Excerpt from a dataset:
——

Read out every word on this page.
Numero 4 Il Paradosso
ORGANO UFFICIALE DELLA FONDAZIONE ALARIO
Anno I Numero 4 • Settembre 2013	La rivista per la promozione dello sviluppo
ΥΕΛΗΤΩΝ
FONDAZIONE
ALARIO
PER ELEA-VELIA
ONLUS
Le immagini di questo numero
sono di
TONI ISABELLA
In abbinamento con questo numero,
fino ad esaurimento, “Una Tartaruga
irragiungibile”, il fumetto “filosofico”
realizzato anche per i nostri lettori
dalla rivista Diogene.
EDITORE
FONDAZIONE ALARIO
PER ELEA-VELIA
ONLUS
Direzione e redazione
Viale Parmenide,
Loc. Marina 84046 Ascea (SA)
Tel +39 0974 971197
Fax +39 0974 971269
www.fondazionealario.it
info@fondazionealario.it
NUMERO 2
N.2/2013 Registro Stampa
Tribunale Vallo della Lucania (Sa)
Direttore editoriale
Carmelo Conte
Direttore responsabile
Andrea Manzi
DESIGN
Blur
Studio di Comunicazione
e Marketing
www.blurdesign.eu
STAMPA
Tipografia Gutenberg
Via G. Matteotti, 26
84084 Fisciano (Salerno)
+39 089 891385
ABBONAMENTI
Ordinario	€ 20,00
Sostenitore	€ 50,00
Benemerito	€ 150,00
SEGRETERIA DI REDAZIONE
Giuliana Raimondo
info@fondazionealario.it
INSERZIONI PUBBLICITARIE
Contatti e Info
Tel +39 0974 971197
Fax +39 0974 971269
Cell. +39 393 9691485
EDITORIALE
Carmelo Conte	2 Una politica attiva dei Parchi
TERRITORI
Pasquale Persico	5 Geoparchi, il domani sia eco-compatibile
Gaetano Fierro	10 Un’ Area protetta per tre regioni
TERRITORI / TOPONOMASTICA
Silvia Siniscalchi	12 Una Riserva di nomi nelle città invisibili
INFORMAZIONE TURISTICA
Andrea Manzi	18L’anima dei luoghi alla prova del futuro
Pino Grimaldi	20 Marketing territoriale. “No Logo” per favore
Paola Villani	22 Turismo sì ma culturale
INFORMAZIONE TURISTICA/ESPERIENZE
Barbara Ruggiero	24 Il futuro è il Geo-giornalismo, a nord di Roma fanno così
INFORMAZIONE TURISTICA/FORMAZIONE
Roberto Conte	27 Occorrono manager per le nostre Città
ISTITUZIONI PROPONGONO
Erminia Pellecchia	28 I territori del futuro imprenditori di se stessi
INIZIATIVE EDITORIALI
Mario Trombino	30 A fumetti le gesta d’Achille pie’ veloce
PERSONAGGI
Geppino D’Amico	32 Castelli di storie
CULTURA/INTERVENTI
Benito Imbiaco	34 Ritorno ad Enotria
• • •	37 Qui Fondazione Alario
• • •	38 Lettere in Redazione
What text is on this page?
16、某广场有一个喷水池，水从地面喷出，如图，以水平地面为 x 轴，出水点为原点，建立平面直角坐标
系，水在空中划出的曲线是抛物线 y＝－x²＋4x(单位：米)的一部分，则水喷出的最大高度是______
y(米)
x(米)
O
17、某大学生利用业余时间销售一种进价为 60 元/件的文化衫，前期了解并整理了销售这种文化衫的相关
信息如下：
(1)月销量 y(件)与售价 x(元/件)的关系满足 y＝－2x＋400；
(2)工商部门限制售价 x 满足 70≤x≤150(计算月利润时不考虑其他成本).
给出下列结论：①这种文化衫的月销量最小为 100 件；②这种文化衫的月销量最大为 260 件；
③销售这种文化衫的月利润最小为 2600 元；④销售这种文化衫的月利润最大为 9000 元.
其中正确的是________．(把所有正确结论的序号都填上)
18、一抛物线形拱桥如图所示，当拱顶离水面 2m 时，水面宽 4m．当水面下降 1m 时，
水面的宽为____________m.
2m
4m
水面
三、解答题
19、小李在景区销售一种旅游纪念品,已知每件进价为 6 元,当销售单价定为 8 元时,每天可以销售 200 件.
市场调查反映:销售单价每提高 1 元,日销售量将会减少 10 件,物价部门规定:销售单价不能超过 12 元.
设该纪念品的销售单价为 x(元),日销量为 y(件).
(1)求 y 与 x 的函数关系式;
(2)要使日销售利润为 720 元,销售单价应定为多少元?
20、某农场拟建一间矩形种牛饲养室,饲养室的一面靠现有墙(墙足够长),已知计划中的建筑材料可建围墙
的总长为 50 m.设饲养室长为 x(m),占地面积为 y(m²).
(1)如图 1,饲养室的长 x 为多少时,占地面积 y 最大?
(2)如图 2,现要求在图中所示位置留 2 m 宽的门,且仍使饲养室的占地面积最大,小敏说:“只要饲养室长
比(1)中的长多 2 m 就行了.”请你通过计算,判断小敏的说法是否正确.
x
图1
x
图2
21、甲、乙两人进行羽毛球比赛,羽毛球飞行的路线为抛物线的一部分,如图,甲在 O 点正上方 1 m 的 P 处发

——

* TASK REQUIREMENTS
Copy every line from the entries that contains the word "page".

* RESPONSE TO THIS EXERCISE
Read out every word on this page.
What text is on this page?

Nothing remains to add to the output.